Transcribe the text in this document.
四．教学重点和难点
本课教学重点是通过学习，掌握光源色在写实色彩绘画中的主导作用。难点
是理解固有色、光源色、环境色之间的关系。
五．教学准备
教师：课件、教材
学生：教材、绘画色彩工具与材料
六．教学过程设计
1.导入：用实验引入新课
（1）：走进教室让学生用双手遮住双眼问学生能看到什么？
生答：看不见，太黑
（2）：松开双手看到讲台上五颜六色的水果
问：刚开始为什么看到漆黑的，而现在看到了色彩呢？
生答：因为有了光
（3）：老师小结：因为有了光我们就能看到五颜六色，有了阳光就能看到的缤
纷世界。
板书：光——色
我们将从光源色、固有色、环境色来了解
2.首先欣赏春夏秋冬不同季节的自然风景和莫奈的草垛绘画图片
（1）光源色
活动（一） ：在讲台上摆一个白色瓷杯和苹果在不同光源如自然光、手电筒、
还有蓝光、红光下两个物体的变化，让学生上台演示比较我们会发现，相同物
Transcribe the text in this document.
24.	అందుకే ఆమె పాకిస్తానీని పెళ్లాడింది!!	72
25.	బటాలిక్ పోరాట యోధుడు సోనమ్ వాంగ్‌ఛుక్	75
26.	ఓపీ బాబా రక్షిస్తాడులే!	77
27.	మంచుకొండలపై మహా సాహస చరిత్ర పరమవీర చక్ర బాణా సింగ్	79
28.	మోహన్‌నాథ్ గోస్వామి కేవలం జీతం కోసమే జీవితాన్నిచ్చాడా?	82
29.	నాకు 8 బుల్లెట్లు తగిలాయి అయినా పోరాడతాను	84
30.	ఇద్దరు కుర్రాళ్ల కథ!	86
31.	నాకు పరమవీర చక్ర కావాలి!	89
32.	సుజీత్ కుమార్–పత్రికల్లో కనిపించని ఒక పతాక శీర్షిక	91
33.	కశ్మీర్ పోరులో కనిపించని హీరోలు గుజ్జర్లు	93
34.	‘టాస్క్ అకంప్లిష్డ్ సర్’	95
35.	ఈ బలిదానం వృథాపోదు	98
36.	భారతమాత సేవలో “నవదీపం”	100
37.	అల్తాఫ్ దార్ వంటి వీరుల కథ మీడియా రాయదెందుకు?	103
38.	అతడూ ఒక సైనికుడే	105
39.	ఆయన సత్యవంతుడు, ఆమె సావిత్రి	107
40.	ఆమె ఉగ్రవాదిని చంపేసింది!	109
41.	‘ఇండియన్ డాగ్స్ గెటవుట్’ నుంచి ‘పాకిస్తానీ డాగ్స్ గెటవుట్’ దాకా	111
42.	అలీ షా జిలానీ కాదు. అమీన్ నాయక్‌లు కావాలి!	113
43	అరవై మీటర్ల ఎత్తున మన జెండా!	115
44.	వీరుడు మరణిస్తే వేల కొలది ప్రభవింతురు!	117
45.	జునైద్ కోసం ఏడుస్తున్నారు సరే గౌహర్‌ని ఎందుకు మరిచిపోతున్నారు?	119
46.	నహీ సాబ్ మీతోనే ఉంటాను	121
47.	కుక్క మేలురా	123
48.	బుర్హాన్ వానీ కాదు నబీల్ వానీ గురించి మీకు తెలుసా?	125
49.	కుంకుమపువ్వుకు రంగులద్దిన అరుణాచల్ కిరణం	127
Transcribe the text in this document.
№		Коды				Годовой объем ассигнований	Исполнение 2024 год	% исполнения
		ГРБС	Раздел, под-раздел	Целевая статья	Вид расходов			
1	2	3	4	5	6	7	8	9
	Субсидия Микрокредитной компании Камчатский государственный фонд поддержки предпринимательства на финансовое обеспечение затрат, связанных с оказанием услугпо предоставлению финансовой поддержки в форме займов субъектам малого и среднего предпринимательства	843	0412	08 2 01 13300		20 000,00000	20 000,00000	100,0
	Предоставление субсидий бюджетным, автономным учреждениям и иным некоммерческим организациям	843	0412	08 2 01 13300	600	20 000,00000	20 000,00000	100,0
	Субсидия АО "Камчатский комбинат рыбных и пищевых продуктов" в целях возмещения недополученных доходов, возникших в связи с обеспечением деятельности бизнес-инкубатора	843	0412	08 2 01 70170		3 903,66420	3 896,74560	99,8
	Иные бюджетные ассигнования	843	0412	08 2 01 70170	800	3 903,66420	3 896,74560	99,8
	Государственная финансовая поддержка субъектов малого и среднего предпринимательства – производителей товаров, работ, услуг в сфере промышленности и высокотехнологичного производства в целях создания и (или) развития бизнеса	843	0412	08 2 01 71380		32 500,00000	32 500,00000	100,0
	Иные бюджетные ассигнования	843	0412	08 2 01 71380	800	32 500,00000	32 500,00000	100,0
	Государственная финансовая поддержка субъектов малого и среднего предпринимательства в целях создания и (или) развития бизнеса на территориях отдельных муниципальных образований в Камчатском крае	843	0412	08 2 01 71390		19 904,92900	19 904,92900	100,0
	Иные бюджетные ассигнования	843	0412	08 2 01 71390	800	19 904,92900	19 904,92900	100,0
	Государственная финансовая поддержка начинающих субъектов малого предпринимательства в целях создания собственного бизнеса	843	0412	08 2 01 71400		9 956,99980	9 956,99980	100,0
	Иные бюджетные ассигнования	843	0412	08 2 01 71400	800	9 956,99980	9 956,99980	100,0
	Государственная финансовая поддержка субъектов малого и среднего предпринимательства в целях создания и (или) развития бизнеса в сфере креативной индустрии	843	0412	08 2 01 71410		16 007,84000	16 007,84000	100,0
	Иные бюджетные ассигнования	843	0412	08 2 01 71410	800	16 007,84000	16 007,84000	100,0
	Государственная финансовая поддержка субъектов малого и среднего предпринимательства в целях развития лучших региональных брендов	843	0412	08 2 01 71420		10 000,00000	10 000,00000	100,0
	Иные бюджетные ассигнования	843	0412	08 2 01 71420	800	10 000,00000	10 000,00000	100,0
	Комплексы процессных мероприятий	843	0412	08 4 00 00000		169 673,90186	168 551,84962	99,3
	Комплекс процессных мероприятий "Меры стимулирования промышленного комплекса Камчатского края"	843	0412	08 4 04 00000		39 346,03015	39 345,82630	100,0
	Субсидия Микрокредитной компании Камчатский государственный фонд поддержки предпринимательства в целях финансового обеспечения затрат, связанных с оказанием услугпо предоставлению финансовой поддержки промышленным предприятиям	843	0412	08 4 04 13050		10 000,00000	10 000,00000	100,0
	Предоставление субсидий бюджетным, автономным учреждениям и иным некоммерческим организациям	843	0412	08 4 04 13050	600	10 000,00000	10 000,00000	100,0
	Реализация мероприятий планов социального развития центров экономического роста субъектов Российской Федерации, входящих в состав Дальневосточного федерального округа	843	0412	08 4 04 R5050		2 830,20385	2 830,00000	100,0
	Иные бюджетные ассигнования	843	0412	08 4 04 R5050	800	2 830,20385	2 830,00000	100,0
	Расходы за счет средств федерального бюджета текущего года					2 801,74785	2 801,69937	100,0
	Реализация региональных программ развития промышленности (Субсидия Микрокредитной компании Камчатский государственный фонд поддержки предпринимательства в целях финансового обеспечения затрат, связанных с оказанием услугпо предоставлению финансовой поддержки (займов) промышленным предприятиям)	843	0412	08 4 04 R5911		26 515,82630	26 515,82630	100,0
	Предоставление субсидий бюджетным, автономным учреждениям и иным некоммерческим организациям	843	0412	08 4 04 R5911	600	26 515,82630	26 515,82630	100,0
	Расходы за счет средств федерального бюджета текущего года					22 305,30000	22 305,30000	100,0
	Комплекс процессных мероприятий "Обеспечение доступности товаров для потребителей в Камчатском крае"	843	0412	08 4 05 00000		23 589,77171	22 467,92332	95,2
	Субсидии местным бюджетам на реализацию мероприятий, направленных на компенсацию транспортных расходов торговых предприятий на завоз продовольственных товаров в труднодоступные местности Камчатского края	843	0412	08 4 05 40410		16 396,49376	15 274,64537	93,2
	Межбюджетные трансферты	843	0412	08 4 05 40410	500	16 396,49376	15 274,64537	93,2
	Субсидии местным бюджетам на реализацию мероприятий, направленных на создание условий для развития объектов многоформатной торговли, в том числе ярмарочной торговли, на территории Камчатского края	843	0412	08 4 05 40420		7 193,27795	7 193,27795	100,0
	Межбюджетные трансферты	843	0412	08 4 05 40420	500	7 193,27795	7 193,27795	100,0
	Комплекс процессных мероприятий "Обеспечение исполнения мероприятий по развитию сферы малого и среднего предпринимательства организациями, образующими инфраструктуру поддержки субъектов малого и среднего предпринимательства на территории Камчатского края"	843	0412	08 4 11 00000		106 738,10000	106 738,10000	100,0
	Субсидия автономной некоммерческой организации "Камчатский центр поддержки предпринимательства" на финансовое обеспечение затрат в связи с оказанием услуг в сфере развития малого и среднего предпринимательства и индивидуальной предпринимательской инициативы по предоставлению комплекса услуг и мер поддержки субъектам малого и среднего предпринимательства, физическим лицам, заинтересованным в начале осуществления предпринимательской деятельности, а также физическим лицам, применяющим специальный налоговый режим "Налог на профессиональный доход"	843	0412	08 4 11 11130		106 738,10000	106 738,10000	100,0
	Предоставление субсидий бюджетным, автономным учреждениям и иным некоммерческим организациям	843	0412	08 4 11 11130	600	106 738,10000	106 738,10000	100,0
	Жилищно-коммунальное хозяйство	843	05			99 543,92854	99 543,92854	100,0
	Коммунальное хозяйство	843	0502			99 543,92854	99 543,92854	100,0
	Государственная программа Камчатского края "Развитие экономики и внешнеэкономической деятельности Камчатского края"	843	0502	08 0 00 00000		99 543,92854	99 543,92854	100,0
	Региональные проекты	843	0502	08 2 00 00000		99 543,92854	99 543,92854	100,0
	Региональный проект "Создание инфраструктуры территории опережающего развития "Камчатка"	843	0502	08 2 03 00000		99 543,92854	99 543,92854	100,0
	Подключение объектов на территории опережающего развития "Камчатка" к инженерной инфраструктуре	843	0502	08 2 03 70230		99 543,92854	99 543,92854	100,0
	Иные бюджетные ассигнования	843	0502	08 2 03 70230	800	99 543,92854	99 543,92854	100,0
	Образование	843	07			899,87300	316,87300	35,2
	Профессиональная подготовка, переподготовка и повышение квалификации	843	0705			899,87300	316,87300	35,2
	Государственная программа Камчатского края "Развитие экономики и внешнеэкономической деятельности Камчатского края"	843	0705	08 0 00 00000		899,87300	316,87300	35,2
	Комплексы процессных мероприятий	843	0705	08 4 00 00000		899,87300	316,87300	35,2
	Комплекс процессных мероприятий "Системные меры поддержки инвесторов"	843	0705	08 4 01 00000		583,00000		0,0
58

#####

TASK DETAILS: From the data above, show each line that contains "текущего".

TASK RESPONSE:
	Расходы за счет средств федерального бюджета текущего года					2 801,74785	2 801,69937	100,0
	Расходы за счет средств федерального бюджета текущего года					22 305,30000	22 305,30000	100,0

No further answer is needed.